### Stated problem
Each entry here needs to be set down again exactly, please; pictures are left out.

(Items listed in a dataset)

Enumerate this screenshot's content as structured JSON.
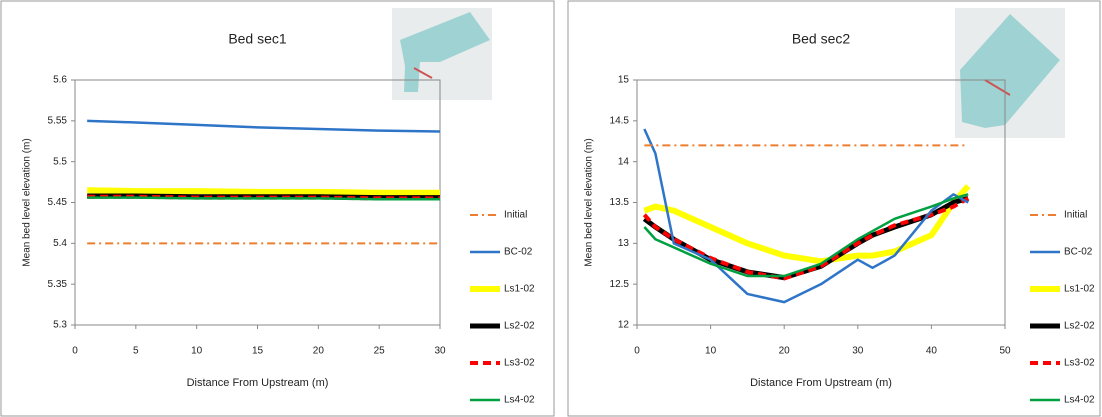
{
  "chart_data": [
    {
      "type": "line",
      "title": "Bed sec1",
      "x_label": "Distance From Upstream (m)",
      "y_label": "Mean bed level elevation (m)",
      "x": [
        1,
        5,
        10,
        15,
        20,
        25,
        30
      ],
      "xlim": [
        0,
        30
      ],
      "xticks": [
        0,
        5,
        10,
        15,
        20,
        25,
        30
      ],
      "ylim": [
        5.3,
        5.6
      ],
      "yticks": [
        5.3,
        5.35,
        5.4,
        5.45,
        5.5,
        5.55,
        5.6
      ],
      "series": [
        {
          "name": "Initial",
          "color": "#ed7d31",
          "style": "dashdot",
          "values": [
            5.4,
            5.4,
            5.4,
            5.4,
            5.4,
            5.4,
            5.4
          ]
        },
        {
          "name": "BC-02",
          "color": "#2e75c8",
          "values": [
            5.55,
            5.548,
            5.545,
            5.542,
            5.54,
            5.538,
            5.537
          ]
        },
        {
          "name": "Ls1-02",
          "color": "#ffff00",
          "values": [
            5.465,
            5.464,
            5.464,
            5.463,
            5.463,
            5.462,
            5.462
          ]
        },
        {
          "name": "Ls2-02",
          "color": "#000000",
          "values": [
            5.458,
            5.458,
            5.457,
            5.457,
            5.457,
            5.456,
            5.456
          ]
        },
        {
          "name": "Ls3-02",
          "color": "#ff0000",
          "style": "dashed",
          "values": [
            5.457,
            5.457,
            5.456,
            5.456,
            5.456,
            5.455,
            5.455
          ]
        },
        {
          "name": "Ls4-02",
          "color": "#00a040",
          "values": [
            5.456,
            5.456,
            5.455,
            5.455,
            5.455,
            5.454,
            5.454
          ]
        }
      ]
    },
    {
      "type": "line",
      "title": "Bed sec2",
      "x_label": "Distance From Upstream (m)",
      "y_label": "Mean bed level elevation (m)",
      "x": [
        1,
        2.5,
        5,
        10,
        15,
        20,
        25,
        30,
        32,
        35,
        40,
        43,
        45
      ],
      "xlim": [
        0,
        50
      ],
      "xticks": [
        0,
        10,
        20,
        30,
        40,
        50
      ],
      "ylim": [
        12,
        15
      ],
      "yticks": [
        12,
        12.5,
        13,
        13.5,
        14,
        14.5,
        15
      ],
      "series": [
        {
          "name": "Initial",
          "color": "#ed7d31",
          "style": "dashdot",
          "values": [
            14.2,
            14.2,
            14.2,
            14.2,
            14.2,
            14.2,
            14.2,
            14.2,
            14.2,
            14.2,
            14.2,
            14.2,
            14.2
          ]
        },
        {
          "name": "BC-02",
          "color": "#2e75c8",
          "values": [
            14.4,
            14.1,
            13.0,
            12.8,
            12.38,
            12.28,
            12.5,
            12.8,
            12.7,
            12.85,
            13.4,
            13.6,
            13.5
          ]
        },
        {
          "name": "Ls1-02",
          "color": "#ffff00",
          "values": [
            13.4,
            13.45,
            13.4,
            13.2,
            13.0,
            12.85,
            12.78,
            12.85,
            12.85,
            12.9,
            13.1,
            13.5,
            13.7
          ]
        },
        {
          "name": "Ls2-02",
          "color": "#000000",
          "values": [
            13.3,
            13.2,
            13.05,
            12.8,
            12.65,
            12.58,
            12.72,
            13.0,
            13.1,
            13.2,
            13.35,
            13.5,
            13.55
          ]
        },
        {
          "name": "Ls3-02",
          "color": "#ff0000",
          "style": "dashed",
          "values": [
            13.35,
            13.2,
            13.05,
            12.82,
            12.65,
            12.57,
            12.72,
            13.0,
            13.1,
            13.22,
            13.35,
            13.45,
            13.55
          ]
        },
        {
          "name": "Ls4-02",
          "color": "#00a040",
          "values": [
            13.2,
            13.05,
            12.95,
            12.75,
            12.6,
            12.6,
            12.75,
            13.05,
            13.15,
            13.3,
            13.45,
            13.55,
            13.6
          ]
        }
      ]
    }
  ]
}
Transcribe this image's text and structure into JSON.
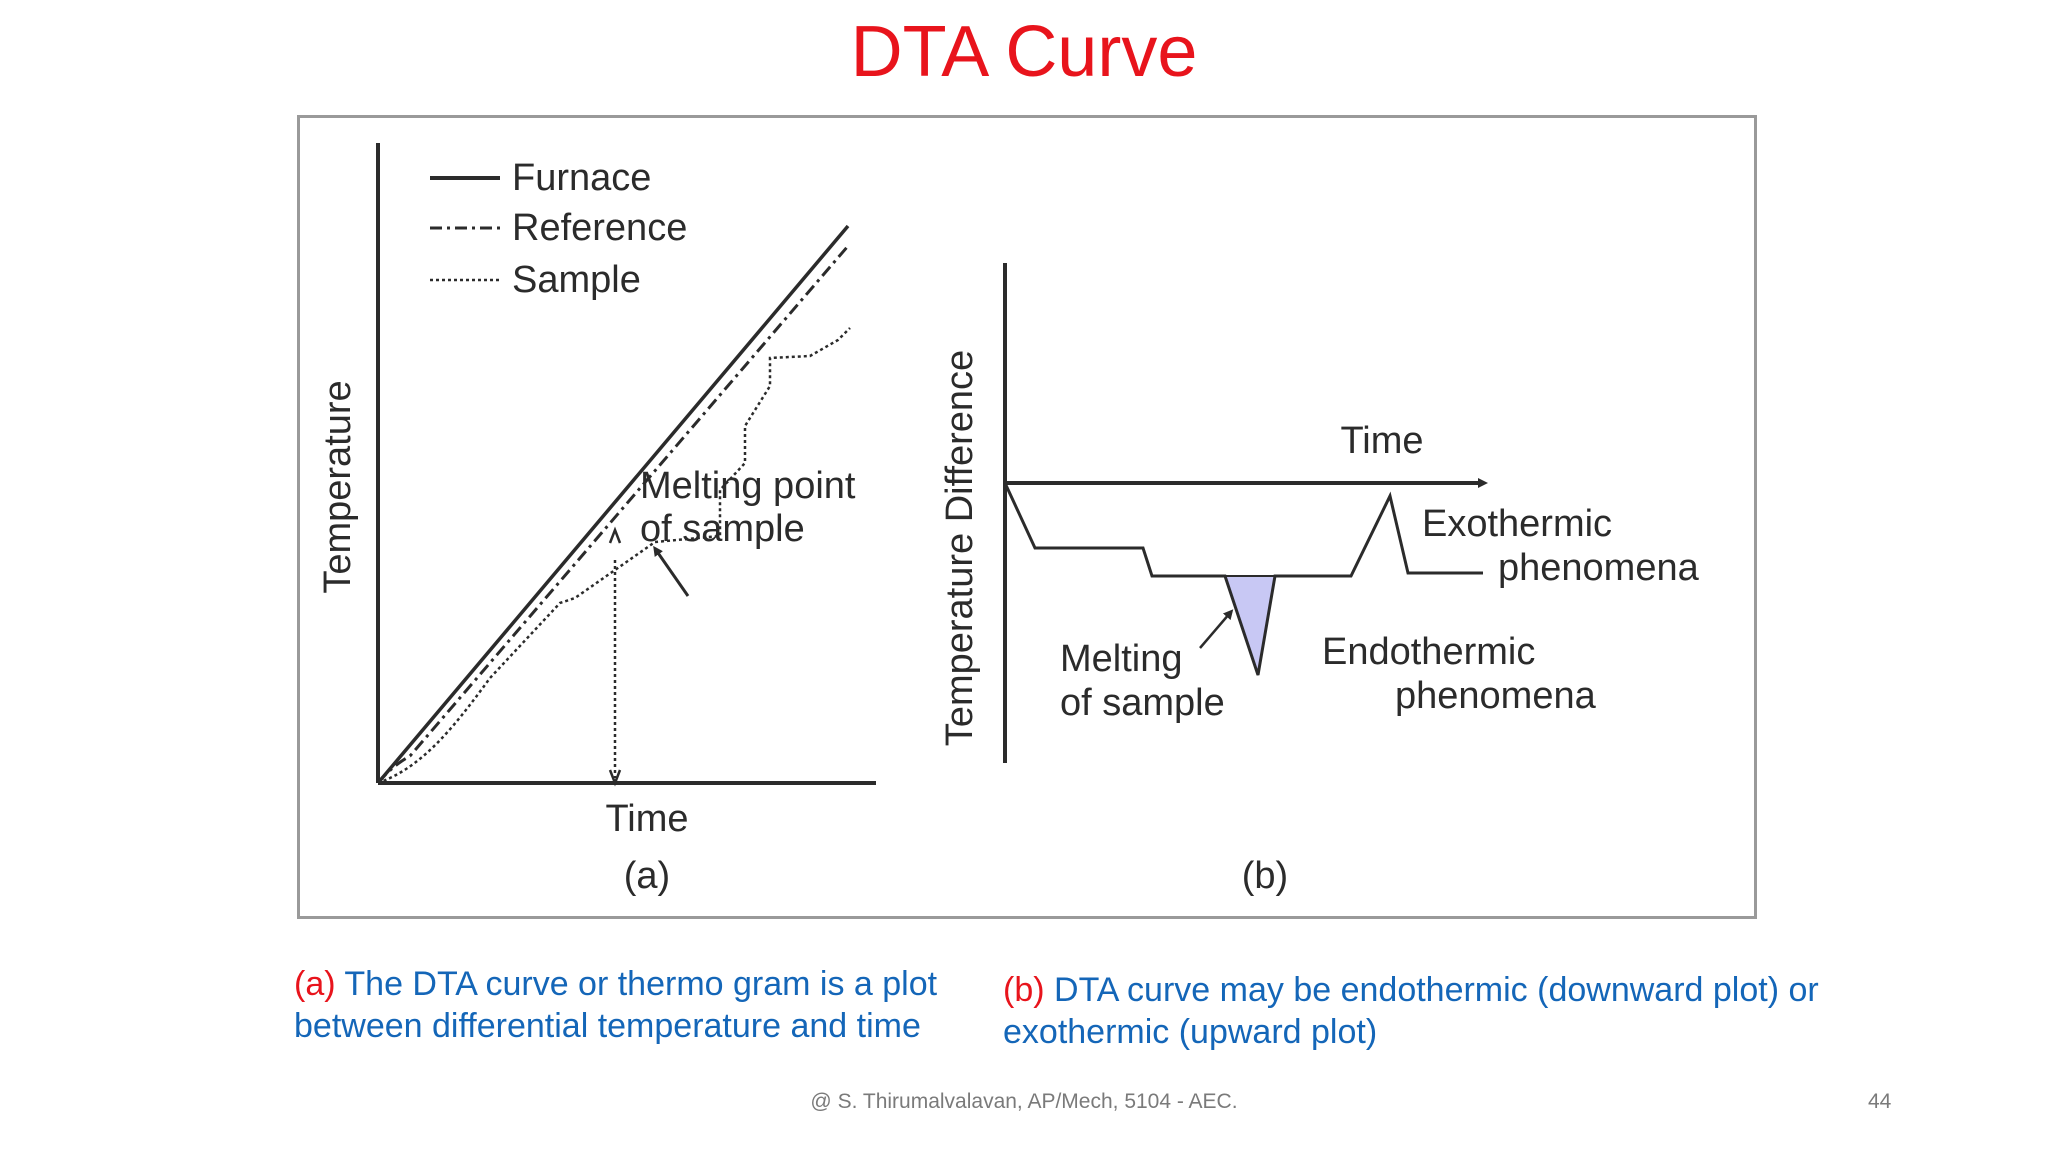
{
  "slide": {
    "title": "DTA Curve",
    "footer": "@ S. Thirumalvalavan, AP/Mech, 5104 - AEC.",
    "page_number": "44"
  },
  "figure": {
    "panel_a": {
      "ylabel": "Temperature",
      "xlabel": "Time",
      "legend": [
        {
          "label": "Furnace",
          "style": "solid"
        },
        {
          "label": "Reference",
          "style": "dash-dot"
        },
        {
          "label": "Sample",
          "style": "dotted"
        }
      ],
      "annotation_line1": "Melting point",
      "annotation_line2": "of sample",
      "panel_label": "(a)"
    },
    "panel_b": {
      "ylabel": "Temperature Difference",
      "xlabel": "Time",
      "exo_line1": "Exothermic",
      "exo_line2": "phenomena",
      "endo_line1": "Endothermic",
      "endo_line2": "phenomena",
      "melt_line1": "Melting",
      "melt_line2": "of sample",
      "panel_label": "(b)",
      "peak_fill": "#c8c8f4"
    }
  },
  "captions": {
    "a_tag": "(a)",
    "a_text": " The DTA curve or thermo gram is a plot between differential temperature and time",
    "b_tag": "(b)",
    "b_text": " DTA curve may be endothermic (downward plot) or exothermic (upward plot)"
  },
  "colors": {
    "title": "#e8141c",
    "caption_text": "#1466b8",
    "caption_tag": "#e8141c",
    "line": "#2b2b2b"
  }
}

### Final result
Enumerate this screenshot's content as structured JSON.
{
  "chart_data": [
    {
      "type": "line",
      "title": "Bed sec1",
      "x_label": "Distance From Upstream (m)",
      "y_label": "Mean bed level elevation (m)",
      "x": [
        1,
        5,
        10,
        15,
        20,
        25,
        30
      ],
      "xlim": [
        0,
        30
      ],
      "xticks": [
        0,
        5,
        10,
        15,
        20,
        25,
        30
      ],
      "ylim": [
        5.3,
        5.6
      ],
      "yticks": [
        5.3,
        5.35,
        5.4,
        5.45,
        5.5,
        5.55,
        5.6
      ],
      "series": [
        {
          "name": "Initial",
          "color": "#ed7d31",
          "style": "dashdot",
          "values": [
            5.4,
            5.4,
            5.4,
            5.4,
            5.4,
            5.4,
            5.4
          ]
        },
        {
          "name": "BC-02",
          "color": "#2e75c8",
          "values": [
            5.55,
            5.548,
            5.545,
            5.542,
            5.54,
            5.538,
            5.537
          ]
        },
        {
          "name": "Ls1-02",
          "color": "#ffff00",
          "values": [
            5.465,
            5.464,
            5.464,
            5.463,
            5.463,
            5.462,
            5.462
          ]
        },
        {
          "name": "Ls2-02",
          "color": "#000000",
          "values": [
            5.458,
            5.458,
            5.457,
            5.457,
            5.457,
            5.456,
            5.456
          ]
        },
        {
          "name": "Ls3-02",
          "color": "#ff0000",
          "style": "dashed",
          "values": [
            5.457,
            5.457,
            5.456,
            5.456,
            5.456,
            5.455,
            5.455
          ]
        },
        {
          "name": "Ls4-02",
          "color": "#00a040",
          "values": [
            5.456,
            5.456,
            5.455,
            5.455,
            5.455,
            5.454,
            5.454
          ]
        }
      ]
    },
    {
      "type": "line",
      "title": "Bed sec2",
      "x_label": "Distance From Upstream (m)",
      "y_label": "Mean bed level elevation (m)",
      "x": [
        1,
        2.5,
        5,
        10,
        15,
        20,
        25,
        30,
        32,
        35,
        40,
        43,
        45
      ],
      "xlim": [
        0,
        50
      ],
      "xticks": [
        0,
        10,
        20,
        30,
        40,
        50
      ],
      "ylim": [
        12,
        15
      ],
      "yticks": [
        12,
        12.5,
        13,
        13.5,
        14,
        14.5,
        15
      ],
      "series": [
        {
          "name": "Initial",
          "color": "#ed7d31",
          "style": "dashdot",
          "values": [
            14.2,
            14.2,
            14.2,
            14.2,
            14.2,
            14.2,
            14.2,
            14.2,
            14.2,
            14.2,
            14.2,
            14.2,
            14.2
          ]
        },
        {
          "name": "BC-02",
          "color": "#2e75c8",
          "values": [
            14.4,
            14.1,
            13.0,
            12.8,
            12.38,
            12.28,
            12.5,
            12.8,
            12.7,
            12.85,
            13.4,
            13.6,
            13.5
          ]
        },
        {
          "name": "Ls1-02",
          "color": "#ffff00",
          "values": [
            13.4,
            13.45,
            13.4,
            13.2,
            13.0,
            12.85,
            12.78,
            12.85,
            12.85,
            12.9,
            13.1,
            13.5,
            13.7
          ]
        },
        {
          "name": "Ls2-02",
          "color": "#000000",
          "values": [
            13.3,
            13.2,
            13.05,
            12.8,
            12.65,
            12.58,
            12.72,
            13.0,
            13.1,
            13.2,
            13.35,
            13.5,
            13.55
          ]
        },
        {
          "name": "Ls3-02",
          "color": "#ff0000",
          "style": "dashed",
          "values": [
            13.35,
            13.2,
            13.05,
            12.82,
            12.65,
            12.57,
            12.72,
            13.0,
            13.1,
            13.22,
            13.35,
            13.45,
            13.55
          ]
        },
        {
          "name": "Ls4-02",
          "color": "#00a040",
          "values": [
            13.2,
            13.05,
            12.95,
            12.75,
            12.6,
            12.6,
            12.75,
            13.05,
            13.15,
            13.3,
            13.45,
            13.55,
            13.6
          ]
        }
      ]
    }
  ]
}
Transcribe this image's text and structure into JSON.
{
  "slide": {
    "title": "DTA Curve",
    "footer": "@ S. Thirumalvalavan, AP/Mech, 5104 - AEC.",
    "page_number": "44"
  },
  "figure": {
    "panel_a": {
      "ylabel": "Temperature",
      "xlabel": "Time",
      "legend": [
        {
          "label": "Furnace",
          "style": "solid"
        },
        {
          "label": "Reference",
          "style": "dash-dot"
        },
        {
          "label": "Sample",
          "style": "dotted"
        }
      ],
      "annotation_line1": "Melting point",
      "annotation_line2": "of sample",
      "panel_label": "(a)"
    },
    "panel_b": {
      "ylabel": "Temperature Difference",
      "xlabel": "Time",
      "exo_line1": "Exothermic",
      "exo_line2": "phenomena",
      "endo_line1": "Endothermic",
      "endo_line2": "phenomena",
      "melt_line1": "Melting",
      "melt_line2": "of sample",
      "panel_label": "(b)",
      "peak_fill": "#c8c8f4"
    }
  },
  "captions": {
    "a_tag": "(a)",
    "a_text": " The DTA curve or thermo gram is a plot between differential temperature and time",
    "b_tag": "(b)",
    "b_text": " DTA curve may be endothermic (downward plot) or exothermic (upward plot)"
  },
  "colors": {
    "title": "#e8141c",
    "caption_text": "#1466b8",
    "caption_tag": "#e8141c",
    "line": "#2b2b2b"
  }
}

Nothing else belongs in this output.